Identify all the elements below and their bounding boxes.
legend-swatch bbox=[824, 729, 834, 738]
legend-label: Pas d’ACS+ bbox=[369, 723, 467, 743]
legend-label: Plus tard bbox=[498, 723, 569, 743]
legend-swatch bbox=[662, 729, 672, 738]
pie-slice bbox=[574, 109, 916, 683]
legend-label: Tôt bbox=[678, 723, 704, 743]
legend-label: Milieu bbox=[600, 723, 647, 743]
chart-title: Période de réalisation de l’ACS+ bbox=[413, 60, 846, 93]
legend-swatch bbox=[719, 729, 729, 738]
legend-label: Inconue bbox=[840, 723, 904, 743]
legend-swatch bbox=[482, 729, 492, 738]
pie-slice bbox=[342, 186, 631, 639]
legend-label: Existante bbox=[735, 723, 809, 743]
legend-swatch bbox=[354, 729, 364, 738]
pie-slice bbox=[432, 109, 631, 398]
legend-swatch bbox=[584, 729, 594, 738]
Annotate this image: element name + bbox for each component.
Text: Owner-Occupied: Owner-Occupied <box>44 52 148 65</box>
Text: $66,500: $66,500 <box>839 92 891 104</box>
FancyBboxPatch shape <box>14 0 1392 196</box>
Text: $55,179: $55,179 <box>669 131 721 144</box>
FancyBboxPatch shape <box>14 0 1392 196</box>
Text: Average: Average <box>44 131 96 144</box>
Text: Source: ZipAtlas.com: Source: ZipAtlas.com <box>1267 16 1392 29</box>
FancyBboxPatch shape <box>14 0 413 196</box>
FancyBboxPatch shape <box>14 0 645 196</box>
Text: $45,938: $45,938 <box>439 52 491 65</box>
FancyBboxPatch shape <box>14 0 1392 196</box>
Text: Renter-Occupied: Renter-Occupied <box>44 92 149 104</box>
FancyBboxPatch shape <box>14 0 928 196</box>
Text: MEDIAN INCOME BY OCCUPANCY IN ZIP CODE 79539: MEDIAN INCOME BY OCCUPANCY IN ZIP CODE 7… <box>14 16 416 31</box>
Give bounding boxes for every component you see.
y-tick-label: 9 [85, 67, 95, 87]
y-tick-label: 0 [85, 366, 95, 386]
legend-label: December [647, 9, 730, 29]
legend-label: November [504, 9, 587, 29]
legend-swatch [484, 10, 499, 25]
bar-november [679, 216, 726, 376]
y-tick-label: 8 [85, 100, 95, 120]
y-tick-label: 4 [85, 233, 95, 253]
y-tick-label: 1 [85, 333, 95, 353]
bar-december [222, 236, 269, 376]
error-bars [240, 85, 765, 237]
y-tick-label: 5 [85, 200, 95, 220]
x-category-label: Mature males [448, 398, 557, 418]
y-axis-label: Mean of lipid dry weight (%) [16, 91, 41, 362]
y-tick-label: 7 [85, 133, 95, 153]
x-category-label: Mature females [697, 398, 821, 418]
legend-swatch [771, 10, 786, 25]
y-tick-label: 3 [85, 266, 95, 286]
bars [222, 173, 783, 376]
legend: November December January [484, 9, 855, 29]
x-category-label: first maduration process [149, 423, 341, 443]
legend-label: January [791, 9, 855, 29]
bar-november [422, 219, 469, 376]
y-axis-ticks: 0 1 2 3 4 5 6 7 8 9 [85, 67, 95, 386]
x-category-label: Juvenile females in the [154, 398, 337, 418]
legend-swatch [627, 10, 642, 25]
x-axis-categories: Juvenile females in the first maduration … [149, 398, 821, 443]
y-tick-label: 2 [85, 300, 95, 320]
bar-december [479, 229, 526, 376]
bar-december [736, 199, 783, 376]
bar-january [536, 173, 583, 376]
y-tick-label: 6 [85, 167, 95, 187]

********

▶ _STATED EXERCISE_:
Please copy every line of the three items above with no changes at all.

▶ _OUTPUT FOR THIS EXERCISE_:
Identify all the elements below and their bounding boxes.
legend-swatch bbox=[824, 729, 834, 738]
legend-label: Pas d’ACS+ bbox=[369, 723, 467, 743]
legend-label: Plus tard bbox=[498, 723, 569, 743]
legend-swatch bbox=[662, 729, 672, 738]
pie-slice bbox=[574, 109, 916, 683]
legend-label: Tôt bbox=[678, 723, 704, 743]
legend-label: Milieu bbox=[600, 723, 647, 743]
chart-title: Période de réalisation de l’ACS+ bbox=[413, 60, 846, 93]
legend-swatch bbox=[719, 729, 729, 738]
legend-label: Inconue bbox=[840, 723, 904, 743]
legend-swatch bbox=[482, 729, 492, 738]
pie-slice bbox=[342, 186, 631, 639]
legend-label: Existante bbox=[735, 723, 809, 743]
legend-swatch bbox=[354, 729, 364, 738]
pie-slice bbox=[432, 109, 631, 398]
legend-swatch bbox=[584, 729, 594, 738]
Annotate this image: element name + bbox for each component.
Text: Owner-Occupied: Owner-Occupied <box>44 52 148 65</box>
Text: $66,500: $66,500 <box>839 92 891 104</box>
FancyBboxPatch shape <box>14 0 1392 196</box>
Text: $55,179: $55,179 <box>669 131 721 144</box>
FancyBboxPatch shape <box>14 0 1392 196</box>
Text: Average: Average <box>44 131 96 144</box>
Text: Source: ZipAtlas.com: Source: ZipAtlas.com <box>1267 16 1392 29</box>
FancyBboxPatch shape <box>14 0 413 196</box>
FancyBboxPatch shape <box>14 0 645 196</box>
Text: $45,938: $45,938 <box>439 52 491 65</box>
FancyBboxPatch shape <box>14 0 1392 196</box>
Text: Renter-Occupied: Renter-Occupied <box>44 92 149 104</box>
FancyBboxPatch shape <box>14 0 928 196</box>
Text: MEDIAN INCOME BY OCCUPANCY IN ZIP CODE 79539: MEDIAN INCOME BY OCCUPANCY IN ZIP CODE 7… <box>14 16 416 31</box>
Give bounding boxes for every component you see.
y-tick-label: 9 [85, 67, 95, 87]
y-tick-label: 0 [85, 366, 95, 386]
legend-label: December [647, 9, 730, 29]
legend-label: November [504, 9, 587, 29]
legend-swatch [484, 10, 499, 25]
bar-november [679, 216, 726, 376]
y-tick-label: 8 [85, 100, 95, 120]
y-tick-label: 4 [85, 233, 95, 253]
y-tick-label: 1 [85, 333, 95, 353]
bar-december [222, 236, 269, 376]
error-bars [240, 85, 765, 237]
y-tick-label: 5 [85, 200, 95, 220]
x-category-label: Mature males [448, 398, 557, 418]
y-axis-label: Mean of lipid dry weight (%) [16, 91, 41, 362]
y-tick-label: 7 [85, 133, 95, 153]
x-category-label: Mature females [697, 398, 821, 418]
legend-swatch [771, 10, 786, 25]
y-tick-label: 3 [85, 266, 95, 286]
bars [222, 173, 783, 376]
legend: November December January [484, 9, 855, 29]
x-category-label: first maduration process [149, 423, 341, 443]
legend-label: January [791, 9, 855, 29]
bar-november [422, 219, 469, 376]
y-axis-ticks: 0 1 2 3 4 5 6 7 8 9 [85, 67, 95, 386]
x-category-label: Juvenile females in the [154, 398, 337, 418]
legend-swatch [627, 10, 642, 25]
x-axis-categories: Juvenile females in the first maduration … [149, 398, 821, 443]
y-tick-label: 2 [85, 300, 95, 320]
bar-december [479, 229, 526, 376]
bar-december [736, 199, 783, 376]
bar-january [536, 173, 583, 376]
y-tick-label: 6 [85, 167, 95, 187]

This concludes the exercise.